__STATED EXERCISE__. Could you reproduce the material below with every "footer-link" swapped for "site-footer-link" and nothing else changed?

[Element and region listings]
%%

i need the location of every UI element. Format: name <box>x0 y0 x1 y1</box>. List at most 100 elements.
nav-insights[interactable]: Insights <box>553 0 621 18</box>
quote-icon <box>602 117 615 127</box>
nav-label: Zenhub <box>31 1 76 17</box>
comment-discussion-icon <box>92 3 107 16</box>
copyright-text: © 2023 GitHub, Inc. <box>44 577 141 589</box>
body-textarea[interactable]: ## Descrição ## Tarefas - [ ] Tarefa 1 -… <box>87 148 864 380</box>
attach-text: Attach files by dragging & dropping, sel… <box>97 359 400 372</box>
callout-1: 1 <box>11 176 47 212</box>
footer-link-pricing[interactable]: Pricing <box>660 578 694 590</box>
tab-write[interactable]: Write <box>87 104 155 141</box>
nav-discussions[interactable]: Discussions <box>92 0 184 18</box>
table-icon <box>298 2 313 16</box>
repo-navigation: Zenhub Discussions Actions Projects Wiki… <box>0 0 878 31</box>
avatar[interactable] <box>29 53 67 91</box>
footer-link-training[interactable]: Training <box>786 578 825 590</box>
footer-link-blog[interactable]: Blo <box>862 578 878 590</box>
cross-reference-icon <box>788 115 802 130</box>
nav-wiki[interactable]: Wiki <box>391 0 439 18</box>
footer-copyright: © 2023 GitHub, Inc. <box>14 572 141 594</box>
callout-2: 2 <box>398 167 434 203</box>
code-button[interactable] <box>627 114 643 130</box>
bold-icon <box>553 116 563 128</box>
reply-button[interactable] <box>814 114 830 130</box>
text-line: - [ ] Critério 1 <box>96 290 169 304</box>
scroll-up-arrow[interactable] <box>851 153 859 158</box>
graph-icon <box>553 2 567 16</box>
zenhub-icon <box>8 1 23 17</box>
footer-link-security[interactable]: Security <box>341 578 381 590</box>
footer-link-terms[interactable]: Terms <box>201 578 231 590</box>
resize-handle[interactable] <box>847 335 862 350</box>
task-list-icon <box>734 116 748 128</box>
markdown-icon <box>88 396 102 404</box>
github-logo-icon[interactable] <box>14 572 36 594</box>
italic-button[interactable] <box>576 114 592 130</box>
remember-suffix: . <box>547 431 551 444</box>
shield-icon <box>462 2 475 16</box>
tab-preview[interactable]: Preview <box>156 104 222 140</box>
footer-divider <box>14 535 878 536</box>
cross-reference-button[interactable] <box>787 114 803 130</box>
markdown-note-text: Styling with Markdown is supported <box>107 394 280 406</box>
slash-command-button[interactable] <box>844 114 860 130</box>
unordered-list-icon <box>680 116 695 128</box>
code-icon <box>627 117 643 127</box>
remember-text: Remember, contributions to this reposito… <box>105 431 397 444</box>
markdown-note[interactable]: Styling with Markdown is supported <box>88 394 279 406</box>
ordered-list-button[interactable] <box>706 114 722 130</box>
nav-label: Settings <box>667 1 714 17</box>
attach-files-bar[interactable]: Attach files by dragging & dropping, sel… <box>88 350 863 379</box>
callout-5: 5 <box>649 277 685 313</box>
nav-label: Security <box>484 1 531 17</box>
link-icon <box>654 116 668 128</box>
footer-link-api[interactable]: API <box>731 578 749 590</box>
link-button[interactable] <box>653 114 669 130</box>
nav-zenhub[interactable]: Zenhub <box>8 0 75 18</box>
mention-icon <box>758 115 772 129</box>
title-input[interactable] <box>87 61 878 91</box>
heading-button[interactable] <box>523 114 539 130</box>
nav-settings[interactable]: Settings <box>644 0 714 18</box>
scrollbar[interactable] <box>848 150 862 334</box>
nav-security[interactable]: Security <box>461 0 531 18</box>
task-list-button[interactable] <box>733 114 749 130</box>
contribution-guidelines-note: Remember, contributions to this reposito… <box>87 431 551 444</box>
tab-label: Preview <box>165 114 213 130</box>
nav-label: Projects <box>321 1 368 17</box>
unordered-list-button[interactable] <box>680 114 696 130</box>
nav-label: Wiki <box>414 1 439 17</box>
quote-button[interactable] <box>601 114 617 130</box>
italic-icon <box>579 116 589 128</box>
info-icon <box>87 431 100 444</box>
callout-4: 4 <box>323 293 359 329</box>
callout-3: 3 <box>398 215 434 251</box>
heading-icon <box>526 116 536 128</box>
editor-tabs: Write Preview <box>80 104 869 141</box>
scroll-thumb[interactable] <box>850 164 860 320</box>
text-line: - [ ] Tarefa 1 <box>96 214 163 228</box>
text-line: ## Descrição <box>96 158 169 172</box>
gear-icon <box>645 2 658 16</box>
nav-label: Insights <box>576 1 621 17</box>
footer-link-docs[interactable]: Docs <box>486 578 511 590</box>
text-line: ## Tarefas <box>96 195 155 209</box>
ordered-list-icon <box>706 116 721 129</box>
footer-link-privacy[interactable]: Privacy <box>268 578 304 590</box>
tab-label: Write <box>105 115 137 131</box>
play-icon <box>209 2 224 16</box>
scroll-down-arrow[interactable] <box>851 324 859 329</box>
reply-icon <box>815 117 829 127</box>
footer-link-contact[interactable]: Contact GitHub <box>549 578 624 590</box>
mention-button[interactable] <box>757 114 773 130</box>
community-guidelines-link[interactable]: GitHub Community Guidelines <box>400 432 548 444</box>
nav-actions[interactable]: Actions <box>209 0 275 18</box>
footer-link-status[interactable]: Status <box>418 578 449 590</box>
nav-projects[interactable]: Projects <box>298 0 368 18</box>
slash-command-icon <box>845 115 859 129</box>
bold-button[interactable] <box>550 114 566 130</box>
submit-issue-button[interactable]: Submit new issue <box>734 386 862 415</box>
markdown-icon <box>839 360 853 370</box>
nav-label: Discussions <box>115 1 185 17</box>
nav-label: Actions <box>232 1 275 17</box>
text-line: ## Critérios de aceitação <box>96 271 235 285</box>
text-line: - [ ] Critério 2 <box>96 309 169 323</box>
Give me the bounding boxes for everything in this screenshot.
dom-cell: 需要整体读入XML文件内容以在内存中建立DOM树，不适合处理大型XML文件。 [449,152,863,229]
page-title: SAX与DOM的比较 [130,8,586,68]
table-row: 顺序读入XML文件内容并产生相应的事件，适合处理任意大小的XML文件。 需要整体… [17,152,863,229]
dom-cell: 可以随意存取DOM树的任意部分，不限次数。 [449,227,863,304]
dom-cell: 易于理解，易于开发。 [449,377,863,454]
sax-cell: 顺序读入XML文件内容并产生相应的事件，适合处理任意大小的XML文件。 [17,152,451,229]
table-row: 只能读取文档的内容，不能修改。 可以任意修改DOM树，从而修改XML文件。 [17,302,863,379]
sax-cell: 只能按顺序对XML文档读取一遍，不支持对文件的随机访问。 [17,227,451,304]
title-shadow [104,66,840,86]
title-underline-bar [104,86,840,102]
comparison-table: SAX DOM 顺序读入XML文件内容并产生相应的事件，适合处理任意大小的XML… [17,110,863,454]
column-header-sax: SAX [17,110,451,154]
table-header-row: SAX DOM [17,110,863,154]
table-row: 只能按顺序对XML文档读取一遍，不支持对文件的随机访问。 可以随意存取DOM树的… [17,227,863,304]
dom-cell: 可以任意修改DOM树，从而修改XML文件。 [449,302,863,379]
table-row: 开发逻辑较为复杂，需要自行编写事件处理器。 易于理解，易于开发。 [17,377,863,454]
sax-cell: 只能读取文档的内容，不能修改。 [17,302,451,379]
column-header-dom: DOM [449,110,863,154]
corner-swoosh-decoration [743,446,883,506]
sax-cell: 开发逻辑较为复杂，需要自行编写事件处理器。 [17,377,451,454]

%%

__EXERCISE OUTPUT__.
i need the location of every UI element. Format: name <box>x0 y0 x1 y1</box>. List at most 100 elements.
nav-insights[interactable]: Insights <box>553 0 621 18</box>
quote-icon <box>602 117 615 127</box>
nav-label: Zenhub <box>31 1 76 17</box>
comment-discussion-icon <box>92 3 107 16</box>
copyright-text: © 2023 GitHub, Inc. <box>44 577 141 589</box>
body-textarea[interactable]: ## Descrição ## Tarefas - [ ] Tarefa 1 -… <box>87 148 864 380</box>
attach-text: Attach files by dragging & dropping, sel… <box>97 359 400 372</box>
callout-1: 1 <box>11 176 47 212</box>
site-footer-link-pricing[interactable]: Pricing <box>660 578 694 590</box>
tab-write[interactable]: Write <box>87 104 155 141</box>
nav-discussions[interactable]: Discussions <box>92 0 184 18</box>
table-icon <box>298 2 313 16</box>
repo-navigation: Zenhub Discussions Actions Projects Wiki… <box>0 0 878 31</box>
avatar[interactable] <box>29 53 67 91</box>
site-footer-link-training[interactable]: Training <box>786 578 825 590</box>
site-footer-link-blog[interactable]: Blo <box>862 578 878 590</box>
cross-reference-icon <box>788 115 802 130</box>
nav-wiki[interactable]: Wiki <box>391 0 439 18</box>
footer-copyright: © 2023 GitHub, Inc. <box>14 572 141 594</box>
callout-2: 2 <box>398 167 434 203</box>
code-button[interactable] <box>627 114 643 130</box>
bold-icon <box>553 116 563 128</box>
reply-button[interactable] <box>814 114 830 130</box>
text-line: - [ ] Critério 1 <box>96 290 169 304</box>
scroll-up-arrow[interactable] <box>851 153 859 158</box>
graph-icon <box>553 2 567 16</box>
zenhub-icon <box>8 1 23 17</box>
site-footer-link-security[interactable]: Security <box>341 578 381 590</box>
site-footer-link-terms[interactable]: Terms <box>201 578 231 590</box>
resize-handle[interactable] <box>847 335 862 350</box>
task-list-icon <box>734 116 748 128</box>
markdown-icon <box>88 396 102 404</box>
github-logo-icon[interactable] <box>14 572 36 594</box>
italic-button[interactable] <box>576 114 592 130</box>
remember-suffix: . <box>547 431 551 444</box>
shield-icon <box>462 2 475 16</box>
tab-preview[interactable]: Preview <box>156 104 222 140</box>
footer-divider <box>14 535 878 536</box>
cross-reference-button[interactable] <box>787 114 803 130</box>
markdown-note-text: Styling with Markdown is supported <box>107 394 280 406</box>
slash-command-button[interactable] <box>844 114 860 130</box>
unordered-list-icon <box>680 116 695 128</box>
code-icon <box>627 117 643 127</box>
remember-text: Remember, contributions to this reposito… <box>105 431 397 444</box>
markdown-note[interactable]: Styling with Markdown is supported <box>88 394 279 406</box>
ordered-list-button[interactable] <box>706 114 722 130</box>
nav-label: Settings <box>667 1 714 17</box>
attach-files-bar[interactable]: Attach files by dragging & dropping, sel… <box>88 350 863 379</box>
callout-5: 5 <box>649 277 685 313</box>
nav-label: Security <box>484 1 531 17</box>
link-icon <box>654 116 668 128</box>
site-footer-link-api[interactable]: API <box>731 578 749 590</box>
link-button[interactable] <box>653 114 669 130</box>
nav-zenhub[interactable]: Zenhub <box>8 0 75 18</box>
mention-icon <box>758 115 772 129</box>
title-input[interactable] <box>87 61 878 91</box>
heading-button[interactable] <box>523 114 539 130</box>
nav-settings[interactable]: Settings <box>644 0 714 18</box>
scrollbar[interactable] <box>848 150 862 334</box>
nav-security[interactable]: Security <box>461 0 531 18</box>
task-list-button[interactable] <box>733 114 749 130</box>
contribution-guidelines-note: Remember, contributions to this reposito… <box>87 431 551 444</box>
tab-label: Preview <box>165 114 213 130</box>
nav-label: Projects <box>321 1 368 17</box>
unordered-list-button[interactable] <box>680 114 696 130</box>
nav-label: Wiki <box>414 1 439 17</box>
quote-button[interactable] <box>601 114 617 130</box>
italic-icon <box>579 116 589 128</box>
info-icon <box>87 431 100 444</box>
callout-4: 4 <box>323 293 359 329</box>
callout-3: 3 <box>398 215 434 251</box>
heading-icon <box>526 116 536 128</box>
editor-tabs: Write Preview <box>80 104 869 141</box>
scroll-thumb[interactable] <box>850 164 860 320</box>
text-line: - [ ] Tarefa 1 <box>96 214 163 228</box>
text-line: ## Descrição <box>96 158 169 172</box>
gear-icon <box>645 2 658 16</box>
nav-label: Insights <box>576 1 621 17</box>
site-footer-link-docs[interactable]: Docs <box>486 578 511 590</box>
text-line: ## Tarefas <box>96 195 155 209</box>
ordered-list-icon <box>706 116 721 129</box>
site-footer-link-privacy[interactable]: Privacy <box>268 578 304 590</box>
tab-label: Write <box>105 115 137 131</box>
play-icon <box>209 2 224 16</box>
scroll-down-arrow[interactable] <box>851 324 859 329</box>
reply-icon <box>815 117 829 127</box>
site-footer-link-contact[interactable]: Contact GitHub <box>549 578 624 590</box>
mention-button[interactable] <box>757 114 773 130</box>
community-guidelines-link[interactable]: GitHub Community Guidelines <box>400 432 548 444</box>
nav-actions[interactable]: Actions <box>209 0 275 18</box>
site-footer-link-status[interactable]: Status <box>418 578 449 590</box>
nav-projects[interactable]: Projects <box>298 0 368 18</box>
slash-command-icon <box>845 115 859 129</box>
bold-button[interactable] <box>550 114 566 130</box>
submit-issue-button[interactable]: Submit new issue <box>734 386 862 415</box>
markdown-icon <box>839 360 853 370</box>
nav-label: Discussions <box>115 1 185 17</box>
nav-label: Actions <box>232 1 275 17</box>
text-line: ## Critérios de aceitação <box>96 271 235 285</box>
text-line: - [ ] Critério 2 <box>96 309 169 323</box>
Give me the bounding boxes for everything in this screenshot.
dom-cell: 需要整体读入XML文件内容以在内存中建立DOM树，不适合处理大型XML文件。 [449,152,863,229]
page-title: SAX与DOM的比较 [130,8,586,68]
table-row: 顺序读入XML文件内容并产生相应的事件，适合处理任意大小的XML文件。 需要整体… [17,152,863,229]
dom-cell: 可以随意存取DOM树的任意部分，不限次数。 [449,227,863,304]
dom-cell: 易于理解，易于开发。 [449,377,863,454]
sax-cell: 顺序读入XML文件内容并产生相应的事件，适合处理任意大小的XML文件。 [17,152,451,229]
table-row: 只能读取文档的内容，不能修改。 可以任意修改DOM树，从而修改XML文件。 [17,302,863,379]
sax-cell: 只能按顺序对XML文档读取一遍，不支持对文件的随机访问。 [17,227,451,304]
title-shadow [104,66,840,86]
title-underline-bar [104,86,840,102]
comparison-table: SAX DOM 顺序读入XML文件内容并产生相应的事件，适合处理任意大小的XML… [17,110,863,454]
column-header-sax: SAX [17,110,451,154]
table-header-row: SAX DOM [17,110,863,154]
table-row: 只能按顺序对XML文档读取一遍，不支持对文件的随机访问。 可以随意存取DOM树的… [17,227,863,304]
dom-cell: 可以任意修改DOM树，从而修改XML文件。 [449,302,863,379]
table-row: 开发逻辑较为复杂，需要自行编写事件处理器。 易于理解，易于开发。 [17,377,863,454]
sax-cell: 只能读取文档的内容，不能修改。 [17,302,451,379]
column-header-dom: DOM [449,110,863,154]
corner-swoosh-decoration [743,446,883,506]
sax-cell: 开发逻辑较为复杂，需要自行编写事件处理器。 [17,377,451,454]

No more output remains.